[WRITTEN INSTRUCTION]: Transcribe every line exactly. Leave the pictures behind.

[LISTED RECORDS]:
___

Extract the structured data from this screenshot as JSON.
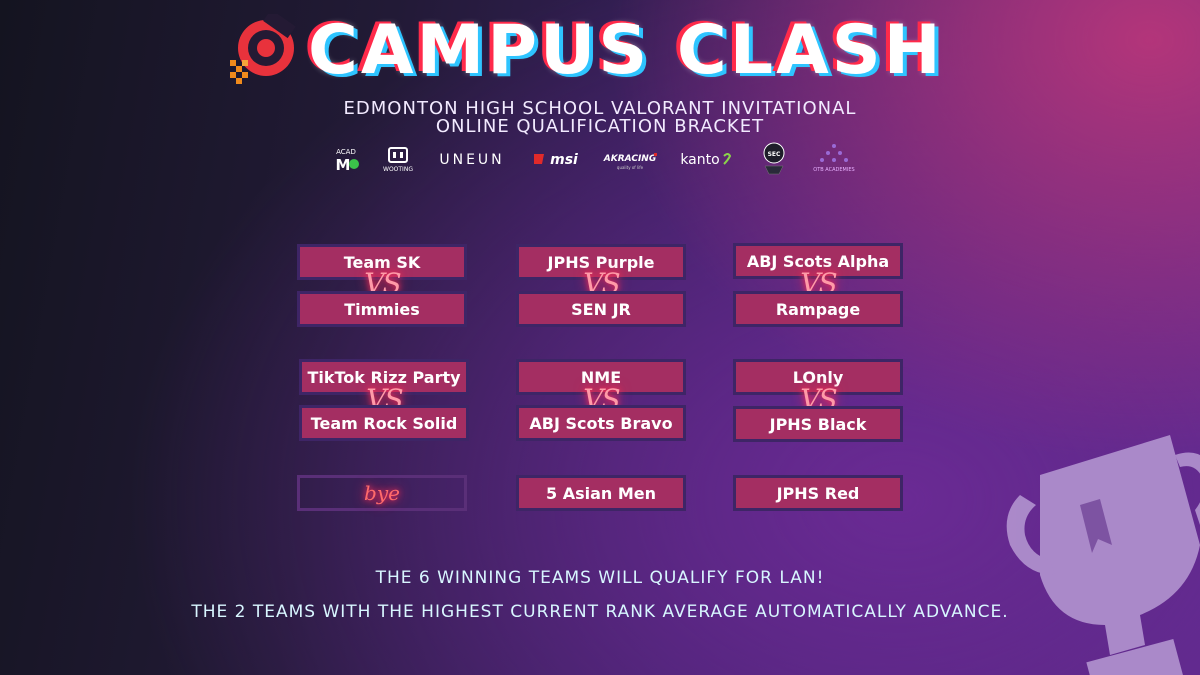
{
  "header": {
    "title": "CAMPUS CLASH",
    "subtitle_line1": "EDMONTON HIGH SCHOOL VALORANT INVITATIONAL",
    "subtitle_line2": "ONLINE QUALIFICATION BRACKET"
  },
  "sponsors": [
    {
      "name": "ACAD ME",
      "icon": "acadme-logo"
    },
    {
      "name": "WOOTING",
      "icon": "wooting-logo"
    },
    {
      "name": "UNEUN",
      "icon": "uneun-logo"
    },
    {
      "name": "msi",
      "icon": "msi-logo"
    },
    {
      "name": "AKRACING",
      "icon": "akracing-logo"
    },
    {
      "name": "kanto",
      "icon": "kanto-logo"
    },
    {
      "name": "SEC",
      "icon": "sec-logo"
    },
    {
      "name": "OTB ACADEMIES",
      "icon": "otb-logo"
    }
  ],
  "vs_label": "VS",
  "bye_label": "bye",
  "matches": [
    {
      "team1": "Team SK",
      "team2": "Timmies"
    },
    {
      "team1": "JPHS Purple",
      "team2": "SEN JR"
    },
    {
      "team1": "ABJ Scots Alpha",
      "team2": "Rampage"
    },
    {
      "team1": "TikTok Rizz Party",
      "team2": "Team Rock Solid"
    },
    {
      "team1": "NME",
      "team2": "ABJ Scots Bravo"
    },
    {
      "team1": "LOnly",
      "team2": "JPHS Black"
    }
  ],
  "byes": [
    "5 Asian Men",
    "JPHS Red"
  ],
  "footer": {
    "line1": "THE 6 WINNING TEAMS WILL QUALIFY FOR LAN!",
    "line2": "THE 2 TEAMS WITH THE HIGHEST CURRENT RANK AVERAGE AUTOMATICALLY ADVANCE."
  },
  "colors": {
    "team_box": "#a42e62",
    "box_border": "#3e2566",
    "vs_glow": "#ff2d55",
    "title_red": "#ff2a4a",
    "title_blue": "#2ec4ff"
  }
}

___

[TASK SOLUTION]:
Extract the structured data from this screenshot as JSON.
{
  "header": {
    "title": "CAMPUS CLASH",
    "subtitle_line1": "EDMONTON HIGH SCHOOL VALORANT INVITATIONAL",
    "subtitle_line2": "ONLINE QUALIFICATION BRACKET"
  },
  "sponsors": [
    {
      "name": "ACAD ME",
      "icon": "acadme-logo"
    },
    {
      "name": "WOOTING",
      "icon": "wooting-logo"
    },
    {
      "name": "UNEUN",
      "icon": "uneun-logo"
    },
    {
      "name": "msi",
      "icon": "msi-logo"
    },
    {
      "name": "AKRACING",
      "icon": "akracing-logo"
    },
    {
      "name": "kanto",
      "icon": "kanto-logo"
    },
    {
      "name": "SEC",
      "icon": "sec-logo"
    },
    {
      "name": "OTB ACADEMIES",
      "icon": "otb-logo"
    }
  ],
  "vs_label": "VS",
  "bye_label": "bye",
  "matches": [
    {
      "team1": "Team SK",
      "team2": "Timmies"
    },
    {
      "team1": "JPHS Purple",
      "team2": "SEN JR"
    },
    {
      "team1": "ABJ Scots Alpha",
      "team2": "Rampage"
    },
    {
      "team1": "TikTok Rizz Party",
      "team2": "Team Rock Solid"
    },
    {
      "team1": "NME",
      "team2": "ABJ Scots Bravo"
    },
    {
      "team1": "LOnly",
      "team2": "JPHS Black"
    }
  ],
  "byes": [
    "5 Asian Men",
    "JPHS Red"
  ],
  "footer": {
    "line1": "THE 6 WINNING TEAMS WILL QUALIFY FOR LAN!",
    "line2": "THE 2 TEAMS WITH THE HIGHEST CURRENT RANK AVERAGE AUTOMATICALLY ADVANCE."
  },
  "colors": {
    "team_box": "#a42e62",
    "box_border": "#3e2566",
    "vs_glow": "#ff2d55",
    "title_red": "#ff2a4a",
    "title_blue": "#2ec4ff"
  }
}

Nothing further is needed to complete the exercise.